#### [Given exercise]
Scan the records and identify every line in which the string "hábitos" occurs, then return those lines.

[Extracted records]
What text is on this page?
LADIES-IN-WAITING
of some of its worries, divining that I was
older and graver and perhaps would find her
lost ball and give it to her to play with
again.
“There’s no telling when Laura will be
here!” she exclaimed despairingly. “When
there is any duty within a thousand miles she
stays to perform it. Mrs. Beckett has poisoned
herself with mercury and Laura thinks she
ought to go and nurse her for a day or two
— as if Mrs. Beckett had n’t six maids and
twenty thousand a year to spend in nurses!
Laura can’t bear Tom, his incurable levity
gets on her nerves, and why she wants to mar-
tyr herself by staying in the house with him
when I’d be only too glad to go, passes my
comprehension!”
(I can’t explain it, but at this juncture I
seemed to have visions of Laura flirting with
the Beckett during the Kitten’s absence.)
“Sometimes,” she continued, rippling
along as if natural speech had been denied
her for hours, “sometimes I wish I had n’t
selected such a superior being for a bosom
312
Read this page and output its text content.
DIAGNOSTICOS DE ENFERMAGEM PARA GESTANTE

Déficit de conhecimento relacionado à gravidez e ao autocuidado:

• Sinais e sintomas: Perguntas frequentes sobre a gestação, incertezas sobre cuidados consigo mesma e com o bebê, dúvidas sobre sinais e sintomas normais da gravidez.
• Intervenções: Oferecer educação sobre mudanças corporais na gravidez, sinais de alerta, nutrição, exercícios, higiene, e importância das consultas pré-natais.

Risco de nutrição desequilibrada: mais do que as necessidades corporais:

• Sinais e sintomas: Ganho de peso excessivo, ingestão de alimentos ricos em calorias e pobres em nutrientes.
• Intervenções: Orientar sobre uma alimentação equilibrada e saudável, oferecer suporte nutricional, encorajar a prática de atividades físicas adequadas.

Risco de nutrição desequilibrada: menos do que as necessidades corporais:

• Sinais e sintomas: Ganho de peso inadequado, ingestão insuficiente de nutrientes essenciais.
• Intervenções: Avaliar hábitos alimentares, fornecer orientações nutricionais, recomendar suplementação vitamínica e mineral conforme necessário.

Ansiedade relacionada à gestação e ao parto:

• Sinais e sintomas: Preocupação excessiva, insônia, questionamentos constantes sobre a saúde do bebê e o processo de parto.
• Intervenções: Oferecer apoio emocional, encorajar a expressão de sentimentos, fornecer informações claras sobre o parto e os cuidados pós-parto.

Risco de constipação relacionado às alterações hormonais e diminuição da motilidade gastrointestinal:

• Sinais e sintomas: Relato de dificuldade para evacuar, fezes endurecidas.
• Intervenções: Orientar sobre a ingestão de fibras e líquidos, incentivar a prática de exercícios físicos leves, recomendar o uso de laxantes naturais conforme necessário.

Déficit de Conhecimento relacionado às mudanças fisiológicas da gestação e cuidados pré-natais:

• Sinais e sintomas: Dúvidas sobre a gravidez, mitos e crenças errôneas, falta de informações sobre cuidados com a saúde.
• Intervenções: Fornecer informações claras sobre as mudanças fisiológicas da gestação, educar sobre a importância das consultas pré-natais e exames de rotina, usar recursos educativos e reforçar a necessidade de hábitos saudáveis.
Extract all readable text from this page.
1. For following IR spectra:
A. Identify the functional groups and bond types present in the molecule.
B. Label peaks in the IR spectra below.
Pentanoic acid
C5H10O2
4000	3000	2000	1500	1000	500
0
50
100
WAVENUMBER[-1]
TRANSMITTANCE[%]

#### [Answer]
• Intervenções: Avaliar hábitos alimentares, fornecer orientações nutricionais, recomendar suplementação vitamínica e mineral conforme necessário.
• Intervenções: Fornecer informações claras sobre as mudanças fisiológicas da gestação, educar sobre a importância das consultas pré-natais e exames de rotina, usar recursos educativos e reforçar a necessidade de hábitos saudáveis.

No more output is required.